説明

タイヤ空気圧監視システム

【課題】タイヤ空気圧監視システムにおいて、センサユニットからの情報信号に基づき、そのセンサユニットを備えたタイヤの取り付け位置をより正確に識別することにある。
【解決手段】タイヤホイールや車両のボデー形状によって、タイヤの回転位置に応じて検出されるRSSIに、ばらつきが生じることで、異なるタイヤのセンサユニット30b,30cから同一値のRSSIを含むRSSI情報信号が送信される可能性がある。この場合であっても、上記異なるタイヤにおけるセンサユニット30b,30cの回転位置によって重力情報が異なる。車載制御部11は、RSSI情報のみならず重力情報も加味するため、タイヤの取り付け位置を識別し、その取り付け位置にIDコードを関連付けることができる。

【発明の詳細な説明】
【技術分野】
【0001】
この発明は、タイヤ空気圧監視システムに関する。
【背景技術】
【0002】
従来、車両に搭載されるシステムとして、各タイヤの空気圧を監視するタイヤ空気圧監視システム(TPMS:Tire Pressure Monitoring System)が知られている。

- [与えられた情報]
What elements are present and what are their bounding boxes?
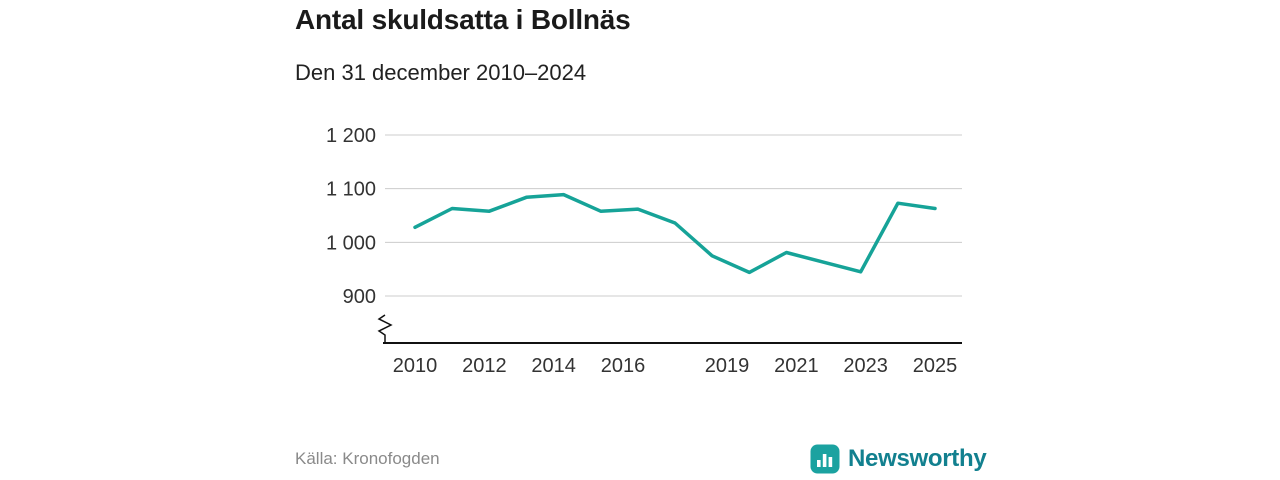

- [やること]
**a)** 次の(i)〜(iii)がタイヤ空気圧監視システムの文書の内容と合うかどうかを、はいかいいえで判定せよ。それぞれ、判定の決め手となる文書中の語句をそのまま引用して添えること。
(i) 異なるタイヤのセンサユニットから、同一値のRSSIを含む信号が送信される可能性がある。
(ii) 車載制御部11は、RSSI情報だけを用いてタイヤの取り付け位置を識別する。
(iii) タイヤ空気圧監視システムは、従来から知られている。
**b)** タイヤ空気圧監視システムの文書を、最後の文の後から書き継げ。

- [解答]
**a)**
(i) はい。「異なるタイヤのセンサユニット30b,30cから同一値のRSSIを含むRSSI情報信号が送信される可能性がある」
(ii) いいえ。「RSSI情報のみならず重力情報も加味する」
(iii) はい。「各タイヤの空気圧を監視するタイヤ空気圧監視システム(TPMS:Tire Pressure Monitoring System)が知られている」

**b)**
従来のTPMSは、図9に示すように、各タイヤに取り付けられるセンサユニット100と、これらセンサユニット100に対して情報要求信号を無線送信するトリガ機101と、を備える。センサユニット100は、情報要求信号を受信すると、タイヤの空気圧を検出し、その検出結果を含む情報信号を無線送信する。車両に搭載される受信機103は、受信した情報信号に基づきタイヤの空気圧を監視し、タイヤの空気圧が低下した旨判断したときには警告を行う。
【0003】
さらに、特許文献1に記載のTPMSにおいては、空気圧が低下したタイヤを特定したうえで警告が行われる。具体的には、センサユニット100は、情報要求信号を受信すると、その信号の受信信号強度(RSSI:Receive Signal Strength Indication)を検出する。そして、センサユニット100は、情報要求信号のRSSIに関する情報と、固有のIDコードとを情報信号に含ませて送信する。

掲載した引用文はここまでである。